INSTRUCTION: Retype the records below exactly as they appear, but leave out any pictures.

AVAILABLE DATA:
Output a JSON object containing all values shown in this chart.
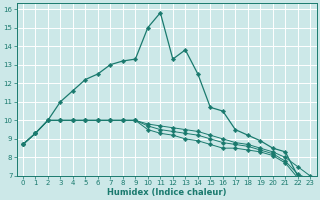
{
  "background_color": "#cce8e8",
  "grid_color": "#ffffff",
  "line_color": "#1a7a6e",
  "xlabel": "Humidex (Indice chaleur)",
  "xlim": [
    -0.5,
    23.5
  ],
  "ylim": [
    7,
    16.3
  ],
  "xticks": [
    0,
    1,
    2,
    3,
    4,
    5,
    6,
    7,
    8,
    9,
    10,
    11,
    12,
    13,
    14,
    15,
    16,
    17,
    18,
    19,
    20,
    21,
    22,
    23
  ],
  "yticks": [
    7,
    8,
    9,
    10,
    11,
    12,
    13,
    14,
    15,
    16
  ],
  "series_main": {
    "x": [
      0,
      1,
      2,
      3,
      4,
      5,
      6,
      7,
      8,
      9,
      10,
      11,
      12,
      13,
      14,
      15,
      16,
      17,
      18,
      19,
      20,
      21,
      22,
      23
    ],
    "y": [
      8.7,
      9.3,
      10.0,
      11.0,
      11.6,
      12.2,
      12.5,
      13.0,
      13.2,
      13.3,
      15.0,
      15.8,
      13.3,
      13.8,
      12.5,
      10.7,
      10.5,
      9.5,
      9.2,
      8.9,
      8.5,
      8.3,
      7.0,
      6.8
    ]
  },
  "series_flat": [
    {
      "x": [
        0,
        1,
        2,
        3,
        4,
        5,
        6,
        7,
        8,
        9,
        10,
        11,
        12,
        13,
        14,
        15,
        16,
        17,
        18,
        19,
        20,
        21,
        22,
        23
      ],
      "y": [
        8.7,
        9.3,
        10.0,
        10.0,
        10.0,
        10.0,
        10.0,
        10.0,
        10.0,
        10.0,
        9.8,
        9.7,
        9.6,
        9.5,
        9.4,
        9.2,
        9.0,
        8.8,
        8.7,
        8.5,
        8.3,
        8.0,
        7.5,
        7.0
      ]
    },
    {
      "x": [
        0,
        1,
        2,
        3,
        4,
        5,
        6,
        7,
        8,
        9,
        10,
        11,
        12,
        13,
        14,
        15,
        16,
        17,
        18,
        19,
        20,
        21,
        22,
        23
      ],
      "y": [
        8.7,
        9.3,
        10.0,
        10.0,
        10.0,
        10.0,
        10.0,
        10.0,
        10.0,
        10.0,
        9.7,
        9.5,
        9.4,
        9.3,
        9.2,
        9.0,
        8.8,
        8.7,
        8.6,
        8.4,
        8.2,
        7.8,
        7.1,
        6.8
      ]
    },
    {
      "x": [
        0,
        1,
        2,
        3,
        4,
        5,
        6,
        7,
        8,
        9,
        10,
        11,
        12,
        13,
        14,
        15,
        16,
        17,
        18,
        19,
        20,
        21,
        22,
        23
      ],
      "y": [
        8.7,
        9.3,
        10.0,
        10.0,
        10.0,
        10.0,
        10.0,
        10.0,
        10.0,
        10.0,
        9.5,
        9.3,
        9.2,
        9.0,
        8.9,
        8.7,
        8.5,
        8.5,
        8.4,
        8.3,
        8.1,
        7.7,
        6.9,
        6.8
      ]
    }
  ]
}
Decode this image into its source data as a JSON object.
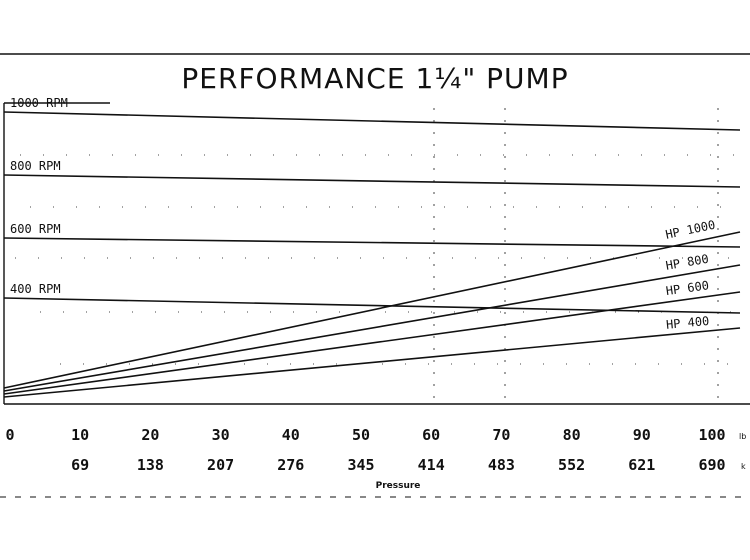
{
  "chart_data": {
    "type": "line",
    "title": "PERFORMANCE  1¼\"  PUMP",
    "xlabel": "Pressure",
    "x_ticks_primary": [
      "0",
      "10",
      "20",
      "30",
      "40",
      "50",
      "60",
      "70",
      "80",
      "90",
      "100"
    ],
    "x_ticks_secondary": [
      "",
      "69",
      "138",
      "207",
      "276",
      "345",
      "414",
      "483",
      "552",
      "621",
      "690"
    ],
    "x_unit_primary": "lb",
    "x_unit_secondary": "k",
    "xlim": [
      0,
      100
    ],
    "ylim": [
      0,
      1
    ],
    "grid": true,
    "series": [
      {
        "name": "1000 RPM",
        "x": [
          0,
          100
        ],
        "y": [
          0.97,
          0.91
        ]
      },
      {
        "name": "800 RPM",
        "x": [
          0,
          100
        ],
        "y": [
          0.76,
          0.72
        ]
      },
      {
        "name": "600 RPM",
        "x": [
          0,
          100
        ],
        "y": [
          0.55,
          0.52
        ]
      },
      {
        "name": "400 RPM",
        "x": [
          0,
          100
        ],
        "y": [
          0.35,
          0.3
        ]
      },
      {
        "name": "HP 1000",
        "x": [
          0,
          100
        ],
        "y": [
          0.05,
          0.57
        ]
      },
      {
        "name": "HP 800",
        "x": [
          0,
          100
        ],
        "y": [
          0.04,
          0.46
        ]
      },
      {
        "name": "HP 600",
        "x": [
          0,
          100
        ],
        "y": [
          0.03,
          0.37
        ]
      },
      {
        "name": "HP 400",
        "x": [
          0,
          100
        ],
        "y": [
          0.02,
          0.25
        ]
      }
    ]
  }
}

SOLUTION FOR THIS PROBLEM:
Output a JSON object containing all values shown in this chart.
{
  "background_color": "#cce8e8",
  "grid_color": "#ffffff",
  "line_color": "#1a7a6e",
  "xlabel": "Humidex (Indice chaleur)",
  "xlim": [
    -0.5,
    23.5
  ],
  "ylim": [
    7,
    16.3
  ],
  "xticks": [
    0,
    1,
    2,
    3,
    4,
    5,
    6,
    7,
    8,
    9,
    10,
    11,
    12,
    13,
    14,
    15,
    16,
    17,
    18,
    19,
    20,
    21,
    22,
    23
  ],
  "yticks": [
    7,
    8,
    9,
    10,
    11,
    12,
    13,
    14,
    15,
    16
  ],
  "series_main": {
    "x": [
      0,
      1,
      2,
      3,
      4,
      5,
      6,
      7,
      8,
      9,
      10,
      11,
      12,
      13,
      14,
      15,
      16,
      17,
      18,
      19,
      20,
      21,
      22,
      23
    ],
    "y": [
      8.7,
      9.3,
      10.0,
      11.0,
      11.6,
      12.2,
      12.5,
      13.0,
      13.2,
      13.3,
      15.0,
      15.8,
      13.3,
      13.8,
      12.5,
      10.7,
      10.5,
      9.5,
      9.2,
      8.9,
      8.5,
      8.3,
      7.0,
      6.8
    ]
  },
  "series_flat": [
    {
      "x": [
        0,
        1,
        2,
        3,
        4,
        5,
        6,
        7,
        8,
        9,
        10,
        11,
        12,
        13,
        14,
        15,
        16,
        17,
        18,
        19,
        20,
        21,
        22,
        23
      ],
      "y": [
        8.7,
        9.3,
        10.0,
        10.0,
        10.0,
        10.0,
        10.0,
        10.0,
        10.0,
        10.0,
        9.8,
        9.7,
        9.6,
        9.5,
        9.4,
        9.2,
        9.0,
        8.8,
        8.7,
        8.5,
        8.3,
        8.0,
        7.5,
        7.0
      ]
    },
    {
      "x": [
        0,
        1,
        2,
        3,
        4,
        5,
        6,
        7,
        8,
        9,
        10,
        11,
        12,
        13,
        14,
        15,
        16,
        17,
        18,
        19,
        20,
        21,
        22,
        23
      ],
      "y": [
        8.7,
        9.3,
        10.0,
        10.0,
        10.0,
        10.0,
        10.0,
        10.0,
        10.0,
        10.0,
        9.7,
        9.5,
        9.4,
        9.3,
        9.2,
        9.0,
        8.8,
        8.7,
        8.6,
        8.4,
        8.2,
        7.8,
        7.1,
        6.8
      ]
    },
    {
      "x": [
        0,
        1,
        2,
        3,
        4,
        5,
        6,
        7,
        8,
        9,
        10,
        11,
        12,
        13,
        14,
        15,
        16,
        17,
        18,
        19,
        20,
        21,
        22,
        23
      ],
      "y": [
        8.7,
        9.3,
        10.0,
        10.0,
        10.0,
        10.0,
        10.0,
        10.0,
        10.0,
        10.0,
        9.5,
        9.3,
        9.2,
        9.0,
        8.9,
        8.7,
        8.5,
        8.5,
        8.4,
        8.3,
        8.1,
        7.7,
        6.9,
        6.8
      ]
    }
  ]
}
Decode this image into its source data as a JSON object.
{
  "chart_data": {
    "type": "line",
    "title": "PERFORMANCE  1¼\"  PUMP",
    "xlabel": "Pressure",
    "x_ticks_primary": [
      "0",
      "10",
      "20",
      "30",
      "40",
      "50",
      "60",
      "70",
      "80",
      "90",
      "100"
    ],
    "x_ticks_secondary": [
      "",
      "69",
      "138",
      "207",
      "276",
      "345",
      "414",
      "483",
      "552",
      "621",
      "690"
    ],
    "x_unit_primary": "lb",
    "x_unit_secondary": "k",
    "xlim": [
      0,
      100
    ],
    "ylim": [
      0,
      1
    ],
    "grid": true,
    "series": [
      {
        "name": "1000 RPM",
        "x": [
          0,
          100
        ],
        "y": [
          0.97,
          0.91
        ]
      },
      {
        "name": "800 RPM",
        "x": [
          0,
          100
        ],
        "y": [
          0.76,
          0.72
        ]
      },
      {
        "name": "600 RPM",
        "x": [
          0,
          100
        ],
        "y": [
          0.55,
          0.52
        ]
      },
      {
        "name": "400 RPM",
        "x": [
          0,
          100
        ],
        "y": [
          0.35,
          0.3
        ]
      },
      {
        "name": "HP 1000",
        "x": [
          0,
          100
        ],
        "y": [
          0.05,
          0.57
        ]
      },
      {
        "name": "HP 800",
        "x": [
          0,
          100
        ],
        "y": [
          0.04,
          0.46
        ]
      },
      {
        "name": "HP 600",
        "x": [
          0,
          100
        ],
        "y": [
          0.03,
          0.37
        ]
      },
      {
        "name": "HP 400",
        "x": [
          0,
          100
        ],
        "y": [
          0.02,
          0.25
        ]
      }
    ]
  }
}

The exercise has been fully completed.